■ **Input records**:
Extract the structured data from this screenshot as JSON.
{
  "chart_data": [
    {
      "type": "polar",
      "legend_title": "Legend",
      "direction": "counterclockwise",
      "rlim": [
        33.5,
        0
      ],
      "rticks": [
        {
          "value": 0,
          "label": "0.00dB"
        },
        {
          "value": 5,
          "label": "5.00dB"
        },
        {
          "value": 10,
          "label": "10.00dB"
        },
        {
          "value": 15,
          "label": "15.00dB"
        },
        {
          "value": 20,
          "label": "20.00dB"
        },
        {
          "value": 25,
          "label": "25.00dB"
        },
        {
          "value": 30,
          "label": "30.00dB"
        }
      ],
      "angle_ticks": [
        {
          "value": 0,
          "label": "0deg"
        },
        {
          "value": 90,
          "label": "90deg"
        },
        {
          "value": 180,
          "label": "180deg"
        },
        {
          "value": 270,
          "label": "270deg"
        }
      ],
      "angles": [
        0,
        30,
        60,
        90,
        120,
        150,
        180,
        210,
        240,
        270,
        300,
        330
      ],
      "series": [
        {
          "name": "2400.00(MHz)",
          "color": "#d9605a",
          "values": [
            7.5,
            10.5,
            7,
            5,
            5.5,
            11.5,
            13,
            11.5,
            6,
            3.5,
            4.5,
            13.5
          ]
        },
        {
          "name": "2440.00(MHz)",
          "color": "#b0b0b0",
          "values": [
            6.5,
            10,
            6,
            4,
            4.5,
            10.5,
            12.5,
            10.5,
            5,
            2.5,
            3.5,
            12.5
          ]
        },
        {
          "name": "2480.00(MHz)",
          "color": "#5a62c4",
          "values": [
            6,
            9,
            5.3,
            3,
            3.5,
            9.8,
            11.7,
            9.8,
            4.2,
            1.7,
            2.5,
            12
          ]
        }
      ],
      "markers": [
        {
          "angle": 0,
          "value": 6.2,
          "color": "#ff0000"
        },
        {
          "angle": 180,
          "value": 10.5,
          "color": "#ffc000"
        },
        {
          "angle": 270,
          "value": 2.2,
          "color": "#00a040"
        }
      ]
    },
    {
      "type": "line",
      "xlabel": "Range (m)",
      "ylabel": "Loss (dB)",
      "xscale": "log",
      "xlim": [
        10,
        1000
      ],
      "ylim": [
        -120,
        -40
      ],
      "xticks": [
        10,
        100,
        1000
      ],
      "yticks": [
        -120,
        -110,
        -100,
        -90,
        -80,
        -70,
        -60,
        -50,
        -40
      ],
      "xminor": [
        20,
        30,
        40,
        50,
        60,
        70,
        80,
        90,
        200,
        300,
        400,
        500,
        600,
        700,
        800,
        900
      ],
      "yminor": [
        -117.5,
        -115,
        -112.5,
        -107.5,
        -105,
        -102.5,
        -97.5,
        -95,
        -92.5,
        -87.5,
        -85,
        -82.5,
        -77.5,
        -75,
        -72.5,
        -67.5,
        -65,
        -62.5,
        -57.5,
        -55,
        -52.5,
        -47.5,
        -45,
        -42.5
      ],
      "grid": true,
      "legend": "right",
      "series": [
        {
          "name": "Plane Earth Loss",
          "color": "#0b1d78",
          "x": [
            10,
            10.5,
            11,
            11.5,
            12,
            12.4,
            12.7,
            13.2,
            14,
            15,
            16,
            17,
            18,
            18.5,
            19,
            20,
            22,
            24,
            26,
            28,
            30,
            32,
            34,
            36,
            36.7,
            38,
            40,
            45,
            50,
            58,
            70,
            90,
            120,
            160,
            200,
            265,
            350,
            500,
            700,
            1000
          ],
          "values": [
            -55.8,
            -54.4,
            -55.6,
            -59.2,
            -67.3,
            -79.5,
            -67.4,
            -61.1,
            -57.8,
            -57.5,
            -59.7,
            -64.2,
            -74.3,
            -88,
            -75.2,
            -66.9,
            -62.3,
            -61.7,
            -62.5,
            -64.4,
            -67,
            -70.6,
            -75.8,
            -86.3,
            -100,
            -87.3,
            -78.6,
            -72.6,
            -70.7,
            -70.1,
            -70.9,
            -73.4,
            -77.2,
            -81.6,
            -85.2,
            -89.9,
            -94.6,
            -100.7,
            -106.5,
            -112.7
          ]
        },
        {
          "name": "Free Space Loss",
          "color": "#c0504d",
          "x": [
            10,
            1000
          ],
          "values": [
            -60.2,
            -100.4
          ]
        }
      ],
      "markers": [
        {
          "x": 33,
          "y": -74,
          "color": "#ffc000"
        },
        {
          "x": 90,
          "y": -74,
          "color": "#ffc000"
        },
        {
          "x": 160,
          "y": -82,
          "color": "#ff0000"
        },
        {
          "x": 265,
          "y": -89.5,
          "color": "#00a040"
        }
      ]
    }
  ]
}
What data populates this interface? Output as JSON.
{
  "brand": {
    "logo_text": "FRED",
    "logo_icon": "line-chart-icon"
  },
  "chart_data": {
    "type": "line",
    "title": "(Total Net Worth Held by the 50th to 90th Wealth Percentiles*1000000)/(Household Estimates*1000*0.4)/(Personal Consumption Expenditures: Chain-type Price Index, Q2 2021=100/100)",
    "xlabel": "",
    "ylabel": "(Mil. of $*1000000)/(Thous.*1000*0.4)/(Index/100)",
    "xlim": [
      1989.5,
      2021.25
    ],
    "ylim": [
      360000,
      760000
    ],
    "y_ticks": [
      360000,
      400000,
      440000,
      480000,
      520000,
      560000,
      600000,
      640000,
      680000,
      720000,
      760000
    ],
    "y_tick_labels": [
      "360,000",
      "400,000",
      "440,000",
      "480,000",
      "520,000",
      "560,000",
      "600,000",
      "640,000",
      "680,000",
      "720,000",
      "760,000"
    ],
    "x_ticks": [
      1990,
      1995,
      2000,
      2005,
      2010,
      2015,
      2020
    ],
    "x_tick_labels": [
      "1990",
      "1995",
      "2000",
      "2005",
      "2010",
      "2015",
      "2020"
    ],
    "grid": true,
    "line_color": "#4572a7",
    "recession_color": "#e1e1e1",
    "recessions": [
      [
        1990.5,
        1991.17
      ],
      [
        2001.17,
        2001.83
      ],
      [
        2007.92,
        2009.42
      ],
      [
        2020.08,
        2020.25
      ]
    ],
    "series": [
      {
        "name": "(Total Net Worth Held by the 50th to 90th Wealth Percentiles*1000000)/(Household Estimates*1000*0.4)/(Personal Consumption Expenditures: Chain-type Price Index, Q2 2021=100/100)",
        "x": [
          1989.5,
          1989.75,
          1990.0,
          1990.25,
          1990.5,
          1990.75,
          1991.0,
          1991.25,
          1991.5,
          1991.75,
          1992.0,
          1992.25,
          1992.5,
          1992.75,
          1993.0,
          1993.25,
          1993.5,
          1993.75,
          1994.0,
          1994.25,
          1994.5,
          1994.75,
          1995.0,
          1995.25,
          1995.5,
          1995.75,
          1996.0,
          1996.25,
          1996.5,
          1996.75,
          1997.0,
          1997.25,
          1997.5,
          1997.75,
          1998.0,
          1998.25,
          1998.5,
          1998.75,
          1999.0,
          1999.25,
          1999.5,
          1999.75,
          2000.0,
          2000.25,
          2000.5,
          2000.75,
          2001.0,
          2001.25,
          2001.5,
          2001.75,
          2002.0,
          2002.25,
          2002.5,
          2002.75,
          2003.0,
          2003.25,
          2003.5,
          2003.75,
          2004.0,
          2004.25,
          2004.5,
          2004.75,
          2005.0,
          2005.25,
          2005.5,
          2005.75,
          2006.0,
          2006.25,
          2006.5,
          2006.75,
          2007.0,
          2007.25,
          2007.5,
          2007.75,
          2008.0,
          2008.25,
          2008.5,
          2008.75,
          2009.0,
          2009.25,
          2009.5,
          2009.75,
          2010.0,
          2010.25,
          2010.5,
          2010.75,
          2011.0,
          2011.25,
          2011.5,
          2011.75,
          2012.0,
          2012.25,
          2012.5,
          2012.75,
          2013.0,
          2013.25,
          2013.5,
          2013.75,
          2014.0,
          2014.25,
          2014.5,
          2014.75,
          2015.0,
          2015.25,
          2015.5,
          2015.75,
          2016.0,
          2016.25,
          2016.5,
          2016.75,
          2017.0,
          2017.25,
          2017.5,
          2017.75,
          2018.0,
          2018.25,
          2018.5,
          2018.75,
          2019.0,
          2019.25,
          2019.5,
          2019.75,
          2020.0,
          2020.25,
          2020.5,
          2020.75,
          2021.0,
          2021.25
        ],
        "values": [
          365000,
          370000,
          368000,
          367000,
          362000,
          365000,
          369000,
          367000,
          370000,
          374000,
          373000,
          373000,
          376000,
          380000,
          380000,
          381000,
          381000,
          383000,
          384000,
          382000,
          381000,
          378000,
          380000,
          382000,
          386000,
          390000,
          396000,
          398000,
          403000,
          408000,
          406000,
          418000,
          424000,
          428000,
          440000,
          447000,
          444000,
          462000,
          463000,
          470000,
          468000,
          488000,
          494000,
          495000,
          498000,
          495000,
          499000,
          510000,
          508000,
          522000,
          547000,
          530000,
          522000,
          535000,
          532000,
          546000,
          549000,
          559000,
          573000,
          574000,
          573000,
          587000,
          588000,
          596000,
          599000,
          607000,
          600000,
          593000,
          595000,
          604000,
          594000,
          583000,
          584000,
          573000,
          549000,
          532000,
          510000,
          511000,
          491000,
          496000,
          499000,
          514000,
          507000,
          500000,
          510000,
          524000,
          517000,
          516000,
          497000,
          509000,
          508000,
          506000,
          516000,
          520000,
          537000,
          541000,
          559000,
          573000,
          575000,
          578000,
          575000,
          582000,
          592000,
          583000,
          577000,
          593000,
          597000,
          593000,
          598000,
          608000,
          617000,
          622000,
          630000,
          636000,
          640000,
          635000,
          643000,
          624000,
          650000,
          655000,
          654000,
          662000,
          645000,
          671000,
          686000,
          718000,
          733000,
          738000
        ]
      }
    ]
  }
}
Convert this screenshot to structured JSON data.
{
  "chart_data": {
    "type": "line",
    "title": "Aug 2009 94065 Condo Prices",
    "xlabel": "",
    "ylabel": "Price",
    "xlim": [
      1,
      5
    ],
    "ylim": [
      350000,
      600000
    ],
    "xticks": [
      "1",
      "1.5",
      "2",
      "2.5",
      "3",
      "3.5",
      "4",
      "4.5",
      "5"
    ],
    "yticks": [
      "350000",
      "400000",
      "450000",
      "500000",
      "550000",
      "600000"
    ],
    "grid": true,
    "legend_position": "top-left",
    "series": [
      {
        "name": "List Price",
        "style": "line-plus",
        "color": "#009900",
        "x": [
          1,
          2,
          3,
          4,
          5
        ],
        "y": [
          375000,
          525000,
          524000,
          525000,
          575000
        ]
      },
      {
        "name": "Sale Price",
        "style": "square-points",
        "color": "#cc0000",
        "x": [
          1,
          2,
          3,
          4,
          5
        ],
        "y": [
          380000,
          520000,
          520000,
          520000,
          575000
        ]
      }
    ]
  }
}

■ **Objective**:
Scan the entries above and work out how many lines include the word "JSON"; the reply is that number alone.

■ **Exercise solution**:
3